+++ Material for the task +++

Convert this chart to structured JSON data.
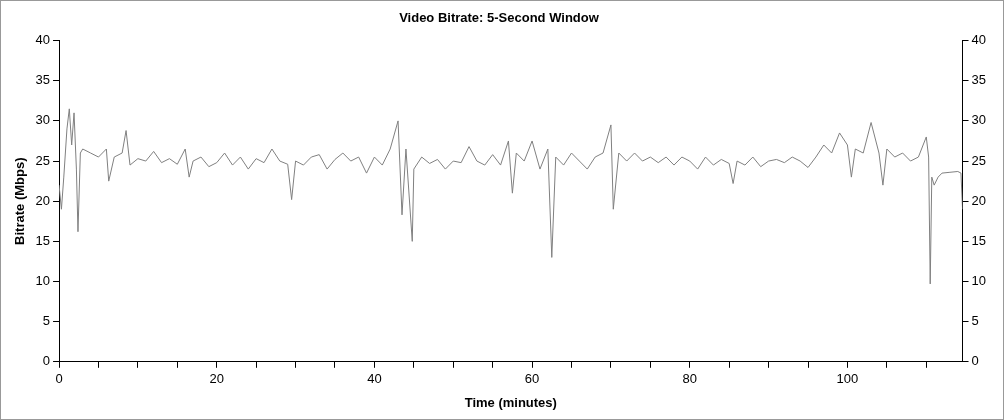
{
  "chart_data": {
    "type": "line",
    "title": "Video Bitrate: 5-Second Window",
    "xlabel": "Time (minutes)",
    "ylabel": "Bitrate (Mbps)",
    "series": [
      {
        "color": "#808080",
        "x": [
          0,
          0.3,
          0.6,
          1.0,
          1.3,
          1.6,
          1.9,
          2.2,
          2.4,
          2.7,
          3,
          4,
          5,
          6,
          6.3,
          7,
          8,
          8.5,
          9,
          10,
          11,
          12,
          13,
          14,
          15,
          16,
          16.5,
          17,
          18,
          19,
          20,
          21,
          22,
          23,
          24,
          25,
          26,
          27,
          28,
          29,
          29.5,
          30,
          31,
          32,
          33,
          34,
          35,
          36,
          37,
          38,
          39,
          40,
          41,
          42,
          43,
          43.5,
          44,
          44.8,
          45,
          46,
          47,
          48,
          49,
          50,
          51,
          52,
          53,
          54,
          55,
          56,
          57,
          57.5,
          58,
          59,
          60,
          61,
          62,
          62.5,
          63,
          64,
          65,
          66,
          67,
          68,
          69,
          70,
          70.3,
          71,
          72,
          73,
          74,
          75,
          76,
          77,
          78,
          79,
          80,
          81,
          82,
          83,
          84,
          85,
          85.5,
          86,
          87,
          88,
          89,
          90,
          91,
          92,
          93,
          94,
          95,
          96,
          97,
          98,
          99,
          100,
          100.5,
          101,
          102,
          103,
          104,
          104.5,
          105,
          106,
          107,
          108,
          109,
          110,
          110.3,
          110.5,
          110.7,
          111,
          111.5,
          112,
          113,
          114,
          114.4,
          114.6
        ],
        "values": [
          22,
          19,
          23,
          29,
          31.5,
          27,
          31,
          24,
          16.2,
          26,
          26.5,
          26,
          25.5,
          26.5,
          22.5,
          25.5,
          26,
          28.8,
          24.5,
          25.3,
          25,
          26.2,
          24.8,
          25.3,
          24.6,
          26.5,
          23,
          25,
          25.5,
          24.3,
          24.8,
          26,
          24.5,
          25.5,
          24,
          25.3,
          24.8,
          26.5,
          25,
          24.6,
          20.2,
          25,
          24.5,
          25.5,
          25.8,
          24,
          25.2,
          26,
          25,
          25.5,
          23.5,
          25.5,
          24.5,
          26.5,
          30,
          18.3,
          26.5,
          15,
          24,
          25.5,
          24.7,
          25.2,
          24,
          25,
          24.8,
          26.8,
          25,
          24.5,
          25.8,
          24.5,
          27.5,
          21,
          26,
          25,
          27.5,
          24,
          26.5,
          13,
          25.5,
          24.5,
          26,
          25,
          24,
          25.5,
          26,
          29.5,
          19,
          26,
          25,
          26,
          25,
          25.5,
          24.8,
          25.5,
          24.5,
          25.5,
          25,
          24,
          25.5,
          24.5,
          25.2,
          24.7,
          22.2,
          25,
          24.5,
          25.5,
          24.3,
          25,
          25.2,
          24.8,
          25.5,
          25,
          24.2,
          25.5,
          27,
          26,
          28.5,
          27,
          23,
          26.5,
          26,
          29.8,
          26,
          22,
          26.5,
          25.5,
          26,
          25,
          25.5,
          28,
          25.5,
          9.7,
          23,
          22,
          23,
          23.5,
          23.6,
          23.7,
          23.5,
          19
        ]
      }
    ],
    "xlim": [
      0,
      114.6
    ],
    "xticks": [
      0,
      {
        "value": 5,
        "label": null
      },
      {
        "value": 10,
        "label": null
      },
      {
        "value": 15,
        "label": null
      },
      20,
      {
        "value": 25,
        "label": null
      },
      {
        "value": 30,
        "label": null
      },
      {
        "value": 35,
        "label": null
      },
      40,
      {
        "value": 45,
        "label": null
      },
      {
        "value": 50,
        "label": null
      },
      {
        "value": 55,
        "label": null
      },
      60,
      {
        "value": 65,
        "label": null
      },
      {
        "value": 70,
        "label": null
      },
      {
        "value": 75,
        "label": null
      },
      80,
      {
        "value": 85,
        "label": null
      },
      {
        "value": 90,
        "label": null
      },
      {
        "value": 95,
        "label": null
      },
      100,
      {
        "value": 105,
        "label": null
      },
      {
        "value": 110,
        "label": null
      }
    ],
    "ylim": [
      0,
      40
    ],
    "yticks": [
      0,
      5,
      10,
      15,
      20,
      25,
      30,
      35,
      40
    ],
    "y2lim": [
      0,
      40
    ],
    "y2ticks": [
      0,
      5,
      10,
      15,
      20,
      25,
      30,
      35,
      40
    ],
    "grid": false,
    "legend": false,
    "marker": "none",
    "line_style": "solid"
  }
}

+++

■ Exercise task: Quote the records above in full, dropping each picture.

■ Answer to the exercise:
Convert this chart to structured JSON data.
{
  "chart_data": {
    "type": "line",
    "title": "Video Bitrate: 5-Second Window",
    "xlabel": "Time (minutes)",
    "ylabel": "Bitrate (Mbps)",
    "series": [
      {
        "color": "#808080",
        "x": [
          0,
          0.3,
          0.6,
          1.0,
          1.3,
          1.6,
          1.9,
          2.2,
          2.4,
          2.7,
          3,
          4,
          5,
          6,
          6.3,
          7,
          8,
          8.5,
          9,
          10,
          11,
          12,
          13,
          14,
          15,
          16,
          16.5,
          17,
          18,
          19,
          20,
          21,
          22,
          23,
          24,
          25,
          26,
          27,
          28,
          29,
          29.5,
          30,
          31,
          32,
          33,
          34,
          35,
          36,
          37,
          38,
          39,
          40,
          41,
          42,
          43,
          43.5,
          44,
          44.8,
          45,
          46,
          47,
          48,
          49,
          50,
          51,
          52,
          53,
          54,
          55,
          56,
          57,
          57.5,
          58,
          59,
          60,
          61,
          62,
          62.5,
          63,
          64,
          65,
          66,
          67,
          68,
          69,
          70,
          70.3,
          71,
          72,
          73,
          74,
          75,
          76,
          77,
          78,
          79,
          80,
          81,
          82,
          83,
          84,
          85,
          85.5,
          86,
          87,
          88,
          89,
          90,
          91,
          92,
          93,
          94,
          95,
          96,
          97,
          98,
          99,
          100,
          100.5,
          101,
          102,
          103,
          104,
          104.5,
          105,
          106,
          107,
          108,
          109,
          110,
          110.3,
          110.5,
          110.7,
          111,
          111.5,
          112,
          113,
          114,
          114.4,
          114.6
        ],
        "values": [
          22,
          19,
          23,
          29,
          31.5,
          27,
          31,
          24,
          16.2,
          26,
          26.5,
          26,
          25.5,
          26.5,
          22.5,
          25.5,
          26,
          28.8,
          24.5,
          25.3,
          25,
          26.2,
          24.8,
          25.3,
          24.6,
          26.5,
          23,
          25,
          25.5,
          24.3,
          24.8,
          26,
          24.5,
          25.5,
          24,
          25.3,
          24.8,
          26.5,
          25,
          24.6,
          20.2,
          25,
          24.5,
          25.5,
          25.8,
          24,
          25.2,
          26,
          25,
          25.5,
          23.5,
          25.5,
          24.5,
          26.5,
          30,
          18.3,
          26.5,
          15,
          24,
          25.5,
          24.7,
          25.2,
          24,
          25,
          24.8,
          26.8,
          25,
          24.5,
          25.8,
          24.5,
          27.5,
          21,
          26,
          25,
          27.5,
          24,
          26.5,
          13,
          25.5,
          24.5,
          26,
          25,
          24,
          25.5,
          26,
          29.5,
          19,
          26,
          25,
          26,
          25,
          25.5,
          24.8,
          25.5,
          24.5,
          25.5,
          25,
          24,
          25.5,
          24.5,
          25.2,
          24.7,
          22.2,
          25,
          24.5,
          25.5,
          24.3,
          25,
          25.2,
          24.8,
          25.5,
          25,
          24.2,
          25.5,
          27,
          26,
          28.5,
          27,
          23,
          26.5,
          26,
          29.8,
          26,
          22,
          26.5,
          25.5,
          26,
          25,
          25.5,
          28,
          25.5,
          9.7,
          23,
          22,
          23,
          23.5,
          23.6,
          23.7,
          23.5,
          19
        ]
      }
    ],
    "xlim": [
      0,
      114.6
    ],
    "xticks": [
      0,
      {
        "value": 5,
        "label": null
      },
      {
        "value": 10,
        "label": null
      },
      {
        "value": 15,
        "label": null
      },
      20,
      {
        "value": 25,
        "label": null
      },
      {
        "value": 30,
        "label": null
      },
      {
        "value": 35,
        "label": null
      },
      40,
      {
        "value": 45,
        "label": null
      },
      {
        "value": 50,
        "label": null
      },
      {
        "value": 55,
        "label": null
      },
      60,
      {
        "value": 65,
        "label": null
      },
      {
        "value": 70,
        "label": null
      },
      {
        "value": 75,
        "label": null
      },
      80,
      {
        "value": 85,
        "label": null
      },
      {
        "value": 90,
        "label": null
      },
      {
        "value": 95,
        "label": null
      },
      100,
      {
        "value": 105,
        "label": null
      },
      {
        "value": 110,
        "label": null
      }
    ],
    "ylim": [
      0,
      40
    ],
    "yticks": [
      0,
      5,
      10,
      15,
      20,
      25,
      30,
      35,
      40
    ],
    "y2lim": [
      0,
      40
    ],
    "y2ticks": [
      0,
      5,
      10,
      15,
      20,
      25,
      30,
      35,
      40
    ],
    "grid": false,
    "legend": false,
    "marker": "none",
    "line_style": "solid"
  }
}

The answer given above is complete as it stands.